▶ [Short exercise]: Write out the data again in full, exactly as it reads.

▶ [Dataset content]:
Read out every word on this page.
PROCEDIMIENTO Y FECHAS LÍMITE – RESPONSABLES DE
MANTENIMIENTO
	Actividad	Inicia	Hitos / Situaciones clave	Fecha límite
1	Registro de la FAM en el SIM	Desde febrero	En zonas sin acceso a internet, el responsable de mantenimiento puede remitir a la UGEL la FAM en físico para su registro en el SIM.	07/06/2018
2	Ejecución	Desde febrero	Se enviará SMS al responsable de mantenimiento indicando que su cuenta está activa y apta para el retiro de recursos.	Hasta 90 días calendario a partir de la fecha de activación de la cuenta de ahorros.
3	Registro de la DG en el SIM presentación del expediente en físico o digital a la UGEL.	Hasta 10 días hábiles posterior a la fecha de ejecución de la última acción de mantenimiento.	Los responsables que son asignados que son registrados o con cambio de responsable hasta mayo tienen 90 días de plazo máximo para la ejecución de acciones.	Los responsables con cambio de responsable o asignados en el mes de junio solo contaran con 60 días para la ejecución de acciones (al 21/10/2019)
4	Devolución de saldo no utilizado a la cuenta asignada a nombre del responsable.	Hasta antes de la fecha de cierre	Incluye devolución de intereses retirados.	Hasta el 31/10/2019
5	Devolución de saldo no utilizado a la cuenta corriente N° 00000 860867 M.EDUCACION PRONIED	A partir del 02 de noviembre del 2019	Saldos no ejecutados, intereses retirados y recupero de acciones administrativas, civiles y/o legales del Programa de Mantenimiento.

▶ [Worked solution]:
Read out every word on this page.
PROCEDIMIENTO Y FECHAS LÍMITE – RESPONSABLES DE
MANTENIMIENTO
	Actividad	Inicia	Hitos / Situaciones clave	Fecha límite
1	Registro de la FAM en el SIM	Desde febrero	En zonas sin acceso a internet, el responsable de mantenimiento puede remitir a la UGEL la FAM en físico para su registro en el SIM.	07/06/2018
2	Ejecución	Desde febrero	Se enviará SMS al responsable de mantenimiento indicando que su cuenta está activa y apta para el retiro de recursos.	Hasta 90 días calendario a partir de la fecha de activación de la cuenta de ahorros.
3	Registro de la DG en el SIM presentación del expediente en físico o digital a la UGEL.	Hasta 10 días hábiles posterior a la fecha de ejecución de la última acción de mantenimiento.	Los responsables que son asignados que son registrados o con cambio de responsable hasta mayo tienen 90 días de plazo máximo para la ejecución de acciones.	Los responsables con cambio de responsable o asignados en el mes de junio solo contaran con 60 días para la ejecución de acciones (al 21/10/2019)
4	Devolución de saldo no utilizado a la cuenta asignada a nombre del responsable.	Hasta antes de la fecha de cierre	Incluye devolución de intereses retirados.	Hasta el 31/10/2019
5	Devolución de saldo no utilizado a la cuenta corriente N° 00000 860867 M.EDUCACION PRONIED	A partir del 02 de noviembre del 2019	Saldos no ejecutados, intereses retirados y recupero de acciones administrativas, civiles y/o legales del Programa de Mantenimiento.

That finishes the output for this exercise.